The exercise asks you to copy every line below in which "title" appears.

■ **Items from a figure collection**
○ ○ ○ ○ ○

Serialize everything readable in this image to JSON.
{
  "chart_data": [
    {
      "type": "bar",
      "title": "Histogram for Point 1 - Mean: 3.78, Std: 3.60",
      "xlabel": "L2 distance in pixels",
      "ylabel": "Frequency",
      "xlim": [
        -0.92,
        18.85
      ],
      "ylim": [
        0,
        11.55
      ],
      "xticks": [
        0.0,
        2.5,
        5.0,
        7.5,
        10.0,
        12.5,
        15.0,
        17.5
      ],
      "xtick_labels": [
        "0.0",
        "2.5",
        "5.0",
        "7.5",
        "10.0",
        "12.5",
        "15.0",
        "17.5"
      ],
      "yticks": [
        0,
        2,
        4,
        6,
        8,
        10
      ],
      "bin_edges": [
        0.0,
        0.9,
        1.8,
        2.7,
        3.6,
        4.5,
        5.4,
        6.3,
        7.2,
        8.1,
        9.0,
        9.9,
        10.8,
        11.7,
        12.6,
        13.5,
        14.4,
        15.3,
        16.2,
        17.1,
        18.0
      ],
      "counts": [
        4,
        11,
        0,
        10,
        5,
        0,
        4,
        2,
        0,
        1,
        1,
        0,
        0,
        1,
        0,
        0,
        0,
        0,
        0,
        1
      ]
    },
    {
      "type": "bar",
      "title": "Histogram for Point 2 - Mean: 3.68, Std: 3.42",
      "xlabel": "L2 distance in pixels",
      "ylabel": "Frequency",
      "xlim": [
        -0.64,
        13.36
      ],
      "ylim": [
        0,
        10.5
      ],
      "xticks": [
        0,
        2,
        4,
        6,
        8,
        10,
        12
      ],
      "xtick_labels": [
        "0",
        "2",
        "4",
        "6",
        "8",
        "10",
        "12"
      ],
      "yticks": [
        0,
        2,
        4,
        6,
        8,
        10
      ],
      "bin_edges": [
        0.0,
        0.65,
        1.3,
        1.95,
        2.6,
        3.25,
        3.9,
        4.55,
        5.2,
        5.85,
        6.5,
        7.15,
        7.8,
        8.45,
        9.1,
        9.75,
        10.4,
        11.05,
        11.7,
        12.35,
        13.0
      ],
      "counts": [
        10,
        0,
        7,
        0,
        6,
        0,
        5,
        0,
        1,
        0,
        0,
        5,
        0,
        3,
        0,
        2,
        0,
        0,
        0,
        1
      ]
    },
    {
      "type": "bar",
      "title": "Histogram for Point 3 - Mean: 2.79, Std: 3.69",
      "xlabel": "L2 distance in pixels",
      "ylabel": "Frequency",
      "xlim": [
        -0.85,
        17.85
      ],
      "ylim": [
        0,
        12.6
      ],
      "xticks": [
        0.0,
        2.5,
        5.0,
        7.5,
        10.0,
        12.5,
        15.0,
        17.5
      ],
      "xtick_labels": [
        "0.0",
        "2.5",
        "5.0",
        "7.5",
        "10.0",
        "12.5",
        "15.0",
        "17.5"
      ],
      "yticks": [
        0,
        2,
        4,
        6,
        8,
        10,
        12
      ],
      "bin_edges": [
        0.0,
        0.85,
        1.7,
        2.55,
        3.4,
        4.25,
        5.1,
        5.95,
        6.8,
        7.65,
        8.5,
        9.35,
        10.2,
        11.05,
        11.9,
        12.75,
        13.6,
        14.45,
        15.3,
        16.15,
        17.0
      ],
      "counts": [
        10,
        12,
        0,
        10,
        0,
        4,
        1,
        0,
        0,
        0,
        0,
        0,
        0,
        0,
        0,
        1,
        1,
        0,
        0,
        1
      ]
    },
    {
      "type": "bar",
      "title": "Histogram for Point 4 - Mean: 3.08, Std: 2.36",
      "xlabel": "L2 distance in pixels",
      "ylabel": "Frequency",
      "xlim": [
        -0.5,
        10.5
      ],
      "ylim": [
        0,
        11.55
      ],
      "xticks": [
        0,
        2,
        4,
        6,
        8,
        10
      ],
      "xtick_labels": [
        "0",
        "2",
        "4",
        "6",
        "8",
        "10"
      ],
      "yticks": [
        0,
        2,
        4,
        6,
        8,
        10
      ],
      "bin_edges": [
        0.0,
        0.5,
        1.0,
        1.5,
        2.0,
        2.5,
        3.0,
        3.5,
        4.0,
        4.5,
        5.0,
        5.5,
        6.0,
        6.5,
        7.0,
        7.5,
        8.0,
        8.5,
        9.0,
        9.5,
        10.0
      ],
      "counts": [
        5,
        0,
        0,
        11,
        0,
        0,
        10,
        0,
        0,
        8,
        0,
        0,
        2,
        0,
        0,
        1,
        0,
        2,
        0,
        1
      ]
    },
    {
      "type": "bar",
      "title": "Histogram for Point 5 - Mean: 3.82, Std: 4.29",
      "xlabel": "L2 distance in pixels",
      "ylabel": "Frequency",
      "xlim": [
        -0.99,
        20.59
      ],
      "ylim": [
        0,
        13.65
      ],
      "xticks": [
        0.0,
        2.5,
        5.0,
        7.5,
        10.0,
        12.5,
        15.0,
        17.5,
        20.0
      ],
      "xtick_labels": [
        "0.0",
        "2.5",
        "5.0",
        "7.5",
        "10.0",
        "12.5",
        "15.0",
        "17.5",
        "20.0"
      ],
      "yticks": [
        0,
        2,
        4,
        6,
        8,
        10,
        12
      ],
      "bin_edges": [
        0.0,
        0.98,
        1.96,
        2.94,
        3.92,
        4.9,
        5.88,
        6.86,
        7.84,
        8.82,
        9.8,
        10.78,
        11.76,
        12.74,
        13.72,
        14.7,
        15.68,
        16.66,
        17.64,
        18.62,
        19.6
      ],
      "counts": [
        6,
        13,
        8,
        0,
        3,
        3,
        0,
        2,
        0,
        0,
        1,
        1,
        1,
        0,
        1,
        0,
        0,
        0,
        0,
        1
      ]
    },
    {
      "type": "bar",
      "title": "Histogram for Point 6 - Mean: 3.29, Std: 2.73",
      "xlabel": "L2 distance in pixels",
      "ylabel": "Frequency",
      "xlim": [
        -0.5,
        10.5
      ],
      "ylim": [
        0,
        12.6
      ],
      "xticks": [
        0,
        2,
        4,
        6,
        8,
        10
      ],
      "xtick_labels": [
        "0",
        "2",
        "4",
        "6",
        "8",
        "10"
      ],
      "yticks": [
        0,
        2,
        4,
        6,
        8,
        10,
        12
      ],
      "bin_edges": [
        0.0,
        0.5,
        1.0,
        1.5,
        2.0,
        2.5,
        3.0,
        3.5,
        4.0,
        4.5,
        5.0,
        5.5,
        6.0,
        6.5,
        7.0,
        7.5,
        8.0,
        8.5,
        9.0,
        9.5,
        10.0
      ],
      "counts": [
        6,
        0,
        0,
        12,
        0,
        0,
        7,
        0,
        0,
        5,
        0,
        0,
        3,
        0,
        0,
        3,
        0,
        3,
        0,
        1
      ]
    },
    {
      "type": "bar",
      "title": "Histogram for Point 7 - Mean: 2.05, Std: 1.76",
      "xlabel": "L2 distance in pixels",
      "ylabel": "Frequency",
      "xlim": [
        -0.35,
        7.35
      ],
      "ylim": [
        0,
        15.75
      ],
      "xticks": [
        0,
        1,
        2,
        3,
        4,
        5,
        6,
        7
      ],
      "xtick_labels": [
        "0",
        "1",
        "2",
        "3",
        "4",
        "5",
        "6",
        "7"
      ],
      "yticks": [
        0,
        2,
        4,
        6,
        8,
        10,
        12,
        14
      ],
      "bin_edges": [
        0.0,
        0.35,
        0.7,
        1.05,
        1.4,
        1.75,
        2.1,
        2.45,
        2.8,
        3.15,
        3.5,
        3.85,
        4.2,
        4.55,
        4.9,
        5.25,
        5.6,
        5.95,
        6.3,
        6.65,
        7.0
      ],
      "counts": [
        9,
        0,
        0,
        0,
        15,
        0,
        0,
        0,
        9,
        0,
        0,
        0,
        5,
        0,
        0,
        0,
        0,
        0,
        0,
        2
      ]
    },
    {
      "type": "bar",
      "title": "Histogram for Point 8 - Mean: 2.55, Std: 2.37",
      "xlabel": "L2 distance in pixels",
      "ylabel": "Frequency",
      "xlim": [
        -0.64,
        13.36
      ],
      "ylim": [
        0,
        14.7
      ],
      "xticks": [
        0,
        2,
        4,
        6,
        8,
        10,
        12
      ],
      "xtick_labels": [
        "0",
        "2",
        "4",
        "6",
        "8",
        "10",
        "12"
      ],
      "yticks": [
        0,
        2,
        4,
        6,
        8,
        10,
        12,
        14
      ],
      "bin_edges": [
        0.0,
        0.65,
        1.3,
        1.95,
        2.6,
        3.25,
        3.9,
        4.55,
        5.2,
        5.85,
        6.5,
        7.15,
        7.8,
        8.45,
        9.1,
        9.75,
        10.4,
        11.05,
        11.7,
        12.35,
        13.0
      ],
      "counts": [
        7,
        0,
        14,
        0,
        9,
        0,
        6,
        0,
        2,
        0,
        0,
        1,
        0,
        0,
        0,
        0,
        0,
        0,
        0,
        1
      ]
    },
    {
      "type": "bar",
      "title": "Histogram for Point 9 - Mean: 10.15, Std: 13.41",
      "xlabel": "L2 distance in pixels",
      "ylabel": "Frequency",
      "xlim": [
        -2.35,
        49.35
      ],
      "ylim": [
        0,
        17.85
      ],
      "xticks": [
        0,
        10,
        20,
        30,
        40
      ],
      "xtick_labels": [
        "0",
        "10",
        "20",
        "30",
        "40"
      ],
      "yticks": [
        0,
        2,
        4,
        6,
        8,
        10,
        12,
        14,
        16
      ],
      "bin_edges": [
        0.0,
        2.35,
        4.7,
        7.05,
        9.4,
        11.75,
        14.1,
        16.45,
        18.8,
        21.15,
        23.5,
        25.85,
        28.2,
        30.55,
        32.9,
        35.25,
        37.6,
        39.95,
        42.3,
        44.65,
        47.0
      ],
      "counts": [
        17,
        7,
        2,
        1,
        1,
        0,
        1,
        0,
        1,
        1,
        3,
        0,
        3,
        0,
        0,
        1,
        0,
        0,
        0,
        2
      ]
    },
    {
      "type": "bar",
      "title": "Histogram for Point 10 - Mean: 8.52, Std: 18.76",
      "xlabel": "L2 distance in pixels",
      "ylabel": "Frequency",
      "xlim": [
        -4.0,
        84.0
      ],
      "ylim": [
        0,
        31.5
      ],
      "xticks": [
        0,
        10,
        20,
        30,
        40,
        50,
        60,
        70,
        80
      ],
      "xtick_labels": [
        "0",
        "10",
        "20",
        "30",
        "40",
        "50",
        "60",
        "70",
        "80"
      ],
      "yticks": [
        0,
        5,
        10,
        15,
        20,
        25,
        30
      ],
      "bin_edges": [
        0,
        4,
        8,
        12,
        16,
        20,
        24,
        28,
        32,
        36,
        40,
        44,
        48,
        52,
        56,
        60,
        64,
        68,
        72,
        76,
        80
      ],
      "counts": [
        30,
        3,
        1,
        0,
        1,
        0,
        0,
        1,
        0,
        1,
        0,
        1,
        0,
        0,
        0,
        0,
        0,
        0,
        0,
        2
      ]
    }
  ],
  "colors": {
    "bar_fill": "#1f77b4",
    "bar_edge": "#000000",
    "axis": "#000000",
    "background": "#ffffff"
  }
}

○ ○ ○ ○ ○

■ **TASK RESULT**
      "title": "Histogram for Point 1 - Mean: 3.78, Std: 3.60",
      "title": "Histogram for Point 2 - Mean: 3.68, Std: 3.42",
      "title": "Histogram for Point 3 - Mean: 2.79, Std: 3.69",
      "title": "Histogram for Point 4 - Mean: 3.08, Std: 2.36",
      "title": "Histogram for Point 5 - Mean: 3.82, Std: 4.29",
      "title": "Histogram for Point 6 - Mean: 3.29, Std: 2.73",
      "title": "Histogram for Point 7 - Mean: 2.05, Std: 1.76",
      "title": "Histogram for Point 8 - Mean: 2.55, Std: 2.37",
      "title": "Histogram for Point 9 - Mean: 10.15, Std: 13.41",
      "title": "Histogram for Point 10 - Mean: 8.52, Std: 18.76",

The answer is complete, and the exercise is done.